### TASK:
Below are some records. Count the lines with "Blake" in them and give nothing but the total.

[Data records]

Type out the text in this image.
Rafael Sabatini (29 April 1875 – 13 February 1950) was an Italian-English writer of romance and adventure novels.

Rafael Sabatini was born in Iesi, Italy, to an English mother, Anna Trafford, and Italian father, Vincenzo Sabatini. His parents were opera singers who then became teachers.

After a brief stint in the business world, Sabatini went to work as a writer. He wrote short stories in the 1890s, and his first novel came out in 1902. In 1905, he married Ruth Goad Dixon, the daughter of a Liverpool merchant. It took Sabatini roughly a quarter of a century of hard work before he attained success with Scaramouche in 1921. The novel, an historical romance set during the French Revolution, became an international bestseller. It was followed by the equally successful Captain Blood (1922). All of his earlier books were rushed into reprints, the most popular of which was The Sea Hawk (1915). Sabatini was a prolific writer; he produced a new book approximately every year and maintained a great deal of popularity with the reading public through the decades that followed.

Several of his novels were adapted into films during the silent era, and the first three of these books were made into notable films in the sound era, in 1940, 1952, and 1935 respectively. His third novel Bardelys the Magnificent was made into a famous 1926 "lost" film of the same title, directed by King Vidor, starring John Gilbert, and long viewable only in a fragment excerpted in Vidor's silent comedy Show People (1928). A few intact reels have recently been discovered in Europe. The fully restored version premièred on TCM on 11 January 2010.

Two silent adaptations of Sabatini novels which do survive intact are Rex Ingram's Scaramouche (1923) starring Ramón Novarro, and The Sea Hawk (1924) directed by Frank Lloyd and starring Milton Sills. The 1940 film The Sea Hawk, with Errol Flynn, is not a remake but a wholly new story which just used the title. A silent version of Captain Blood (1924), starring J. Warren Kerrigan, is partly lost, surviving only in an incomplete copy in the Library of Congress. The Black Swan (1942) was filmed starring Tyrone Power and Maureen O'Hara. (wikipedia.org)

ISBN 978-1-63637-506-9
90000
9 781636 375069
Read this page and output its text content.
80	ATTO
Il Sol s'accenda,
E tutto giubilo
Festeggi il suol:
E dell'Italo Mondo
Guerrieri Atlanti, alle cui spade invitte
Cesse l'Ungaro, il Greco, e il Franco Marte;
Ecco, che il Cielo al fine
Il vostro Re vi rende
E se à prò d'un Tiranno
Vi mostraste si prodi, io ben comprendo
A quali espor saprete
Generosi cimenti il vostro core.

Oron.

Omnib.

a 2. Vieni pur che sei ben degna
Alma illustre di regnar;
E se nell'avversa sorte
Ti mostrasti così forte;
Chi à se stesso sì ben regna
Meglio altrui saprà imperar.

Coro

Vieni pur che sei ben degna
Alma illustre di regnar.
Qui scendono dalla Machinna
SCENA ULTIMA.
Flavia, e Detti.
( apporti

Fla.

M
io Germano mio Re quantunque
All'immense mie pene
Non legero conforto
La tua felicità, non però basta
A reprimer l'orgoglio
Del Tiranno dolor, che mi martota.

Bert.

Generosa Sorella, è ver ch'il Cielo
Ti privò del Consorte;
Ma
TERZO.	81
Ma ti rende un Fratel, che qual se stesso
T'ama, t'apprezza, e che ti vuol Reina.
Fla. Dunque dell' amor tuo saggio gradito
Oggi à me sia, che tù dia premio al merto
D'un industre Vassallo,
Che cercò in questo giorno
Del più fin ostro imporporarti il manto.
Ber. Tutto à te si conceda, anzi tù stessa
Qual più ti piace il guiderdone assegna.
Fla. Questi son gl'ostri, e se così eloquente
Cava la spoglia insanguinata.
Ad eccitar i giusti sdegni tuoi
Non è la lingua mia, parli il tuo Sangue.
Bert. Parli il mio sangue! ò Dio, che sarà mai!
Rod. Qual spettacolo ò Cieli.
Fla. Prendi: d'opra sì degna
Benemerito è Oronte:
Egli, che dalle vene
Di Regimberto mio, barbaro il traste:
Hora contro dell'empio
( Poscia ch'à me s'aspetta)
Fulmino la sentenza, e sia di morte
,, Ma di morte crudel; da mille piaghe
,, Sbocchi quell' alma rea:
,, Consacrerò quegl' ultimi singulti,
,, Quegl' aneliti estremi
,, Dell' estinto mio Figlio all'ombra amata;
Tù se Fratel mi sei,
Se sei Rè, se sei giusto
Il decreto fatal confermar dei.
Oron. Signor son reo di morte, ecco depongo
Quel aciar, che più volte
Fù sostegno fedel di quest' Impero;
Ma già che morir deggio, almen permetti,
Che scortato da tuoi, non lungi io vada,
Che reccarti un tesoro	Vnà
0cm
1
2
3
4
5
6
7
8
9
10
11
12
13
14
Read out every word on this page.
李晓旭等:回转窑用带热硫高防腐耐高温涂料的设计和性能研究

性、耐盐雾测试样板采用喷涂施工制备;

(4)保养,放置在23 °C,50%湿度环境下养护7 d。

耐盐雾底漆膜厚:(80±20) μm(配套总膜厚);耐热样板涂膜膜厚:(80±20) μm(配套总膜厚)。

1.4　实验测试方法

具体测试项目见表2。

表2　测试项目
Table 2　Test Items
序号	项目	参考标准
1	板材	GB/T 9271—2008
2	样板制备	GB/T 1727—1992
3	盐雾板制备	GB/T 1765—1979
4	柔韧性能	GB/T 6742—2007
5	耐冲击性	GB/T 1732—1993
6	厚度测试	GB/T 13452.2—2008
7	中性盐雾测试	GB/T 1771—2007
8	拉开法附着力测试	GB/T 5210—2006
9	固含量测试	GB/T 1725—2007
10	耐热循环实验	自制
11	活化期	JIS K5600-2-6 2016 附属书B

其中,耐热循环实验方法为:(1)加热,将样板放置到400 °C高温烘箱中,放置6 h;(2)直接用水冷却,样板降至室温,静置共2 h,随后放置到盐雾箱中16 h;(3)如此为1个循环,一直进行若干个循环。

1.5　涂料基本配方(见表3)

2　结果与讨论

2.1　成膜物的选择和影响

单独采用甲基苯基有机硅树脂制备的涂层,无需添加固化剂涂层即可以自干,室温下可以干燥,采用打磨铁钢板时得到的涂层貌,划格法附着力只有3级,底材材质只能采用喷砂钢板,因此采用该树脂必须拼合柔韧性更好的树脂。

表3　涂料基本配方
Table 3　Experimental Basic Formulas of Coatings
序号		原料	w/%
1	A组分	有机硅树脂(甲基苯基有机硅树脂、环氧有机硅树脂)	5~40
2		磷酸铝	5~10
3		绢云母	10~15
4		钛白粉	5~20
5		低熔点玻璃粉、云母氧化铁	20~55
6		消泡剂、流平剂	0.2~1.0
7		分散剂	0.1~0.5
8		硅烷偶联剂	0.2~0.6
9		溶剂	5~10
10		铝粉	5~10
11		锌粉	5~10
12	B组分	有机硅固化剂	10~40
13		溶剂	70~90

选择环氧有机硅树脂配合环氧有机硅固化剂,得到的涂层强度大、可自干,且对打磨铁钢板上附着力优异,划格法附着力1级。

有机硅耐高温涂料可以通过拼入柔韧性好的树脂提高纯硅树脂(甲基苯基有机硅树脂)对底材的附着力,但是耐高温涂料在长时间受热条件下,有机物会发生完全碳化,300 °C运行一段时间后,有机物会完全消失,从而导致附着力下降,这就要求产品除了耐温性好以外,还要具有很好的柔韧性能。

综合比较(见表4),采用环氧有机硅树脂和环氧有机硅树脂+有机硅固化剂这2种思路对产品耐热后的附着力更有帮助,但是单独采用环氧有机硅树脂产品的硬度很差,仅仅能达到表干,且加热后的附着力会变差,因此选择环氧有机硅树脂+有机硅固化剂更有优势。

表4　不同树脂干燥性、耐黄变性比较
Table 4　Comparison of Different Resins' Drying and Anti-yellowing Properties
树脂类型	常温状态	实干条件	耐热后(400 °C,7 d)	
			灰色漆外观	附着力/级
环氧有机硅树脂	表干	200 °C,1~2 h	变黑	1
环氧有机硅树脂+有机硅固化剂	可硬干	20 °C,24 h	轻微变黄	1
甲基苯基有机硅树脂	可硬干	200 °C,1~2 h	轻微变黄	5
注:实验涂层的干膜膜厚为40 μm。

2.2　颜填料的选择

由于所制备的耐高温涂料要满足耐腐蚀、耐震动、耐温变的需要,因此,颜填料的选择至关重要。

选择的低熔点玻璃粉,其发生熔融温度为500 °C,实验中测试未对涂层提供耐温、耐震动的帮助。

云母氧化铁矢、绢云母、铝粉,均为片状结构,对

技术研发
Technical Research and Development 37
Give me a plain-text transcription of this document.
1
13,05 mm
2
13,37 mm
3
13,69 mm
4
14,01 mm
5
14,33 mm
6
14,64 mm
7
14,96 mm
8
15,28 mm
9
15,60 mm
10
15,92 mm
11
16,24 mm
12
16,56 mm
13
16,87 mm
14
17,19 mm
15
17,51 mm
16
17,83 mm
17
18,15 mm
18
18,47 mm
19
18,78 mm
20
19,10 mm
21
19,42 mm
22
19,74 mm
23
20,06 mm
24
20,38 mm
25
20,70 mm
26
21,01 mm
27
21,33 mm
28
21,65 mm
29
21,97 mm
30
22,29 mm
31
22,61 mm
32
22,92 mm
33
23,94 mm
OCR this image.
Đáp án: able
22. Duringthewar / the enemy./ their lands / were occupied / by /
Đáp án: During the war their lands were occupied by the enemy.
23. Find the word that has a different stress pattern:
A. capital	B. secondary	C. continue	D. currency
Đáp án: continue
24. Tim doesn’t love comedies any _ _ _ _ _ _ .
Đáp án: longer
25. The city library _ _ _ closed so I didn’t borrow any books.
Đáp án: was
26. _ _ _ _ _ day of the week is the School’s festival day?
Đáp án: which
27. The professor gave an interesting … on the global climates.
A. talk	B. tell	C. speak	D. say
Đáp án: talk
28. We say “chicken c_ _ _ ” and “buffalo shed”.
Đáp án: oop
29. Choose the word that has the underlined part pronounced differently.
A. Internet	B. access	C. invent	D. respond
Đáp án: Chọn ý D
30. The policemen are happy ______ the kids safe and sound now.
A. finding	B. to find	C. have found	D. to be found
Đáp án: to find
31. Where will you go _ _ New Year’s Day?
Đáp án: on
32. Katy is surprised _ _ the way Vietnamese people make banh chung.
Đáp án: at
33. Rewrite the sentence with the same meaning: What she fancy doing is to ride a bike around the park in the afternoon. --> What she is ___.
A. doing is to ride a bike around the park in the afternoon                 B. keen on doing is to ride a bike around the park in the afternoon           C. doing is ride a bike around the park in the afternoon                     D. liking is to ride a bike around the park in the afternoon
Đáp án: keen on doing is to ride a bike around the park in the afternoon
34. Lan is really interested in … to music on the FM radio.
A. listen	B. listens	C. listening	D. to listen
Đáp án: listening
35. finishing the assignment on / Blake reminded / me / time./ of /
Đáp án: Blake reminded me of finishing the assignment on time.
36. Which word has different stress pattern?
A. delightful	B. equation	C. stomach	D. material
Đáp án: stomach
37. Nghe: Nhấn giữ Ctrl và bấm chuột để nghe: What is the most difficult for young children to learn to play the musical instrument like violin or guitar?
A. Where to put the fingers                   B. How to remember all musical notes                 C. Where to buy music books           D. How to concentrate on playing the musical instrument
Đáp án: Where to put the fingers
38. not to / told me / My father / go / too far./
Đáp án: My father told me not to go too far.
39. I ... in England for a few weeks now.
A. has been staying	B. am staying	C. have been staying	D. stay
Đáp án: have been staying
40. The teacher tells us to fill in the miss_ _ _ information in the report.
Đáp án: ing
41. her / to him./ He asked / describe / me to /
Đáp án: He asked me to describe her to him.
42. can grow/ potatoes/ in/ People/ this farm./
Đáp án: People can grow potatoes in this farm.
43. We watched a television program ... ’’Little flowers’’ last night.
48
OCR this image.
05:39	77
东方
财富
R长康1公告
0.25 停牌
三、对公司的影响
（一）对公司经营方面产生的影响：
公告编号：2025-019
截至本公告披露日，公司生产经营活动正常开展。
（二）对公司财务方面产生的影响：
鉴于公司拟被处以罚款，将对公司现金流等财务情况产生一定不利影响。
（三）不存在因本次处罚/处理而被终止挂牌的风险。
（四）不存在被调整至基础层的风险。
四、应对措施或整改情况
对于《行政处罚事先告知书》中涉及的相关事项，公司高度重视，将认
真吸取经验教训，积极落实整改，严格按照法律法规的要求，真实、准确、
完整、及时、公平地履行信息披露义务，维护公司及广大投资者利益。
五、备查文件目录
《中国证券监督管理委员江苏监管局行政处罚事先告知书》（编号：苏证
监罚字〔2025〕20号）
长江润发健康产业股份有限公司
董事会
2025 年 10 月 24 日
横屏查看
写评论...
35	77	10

### OUTPUT OF THE TASK:
2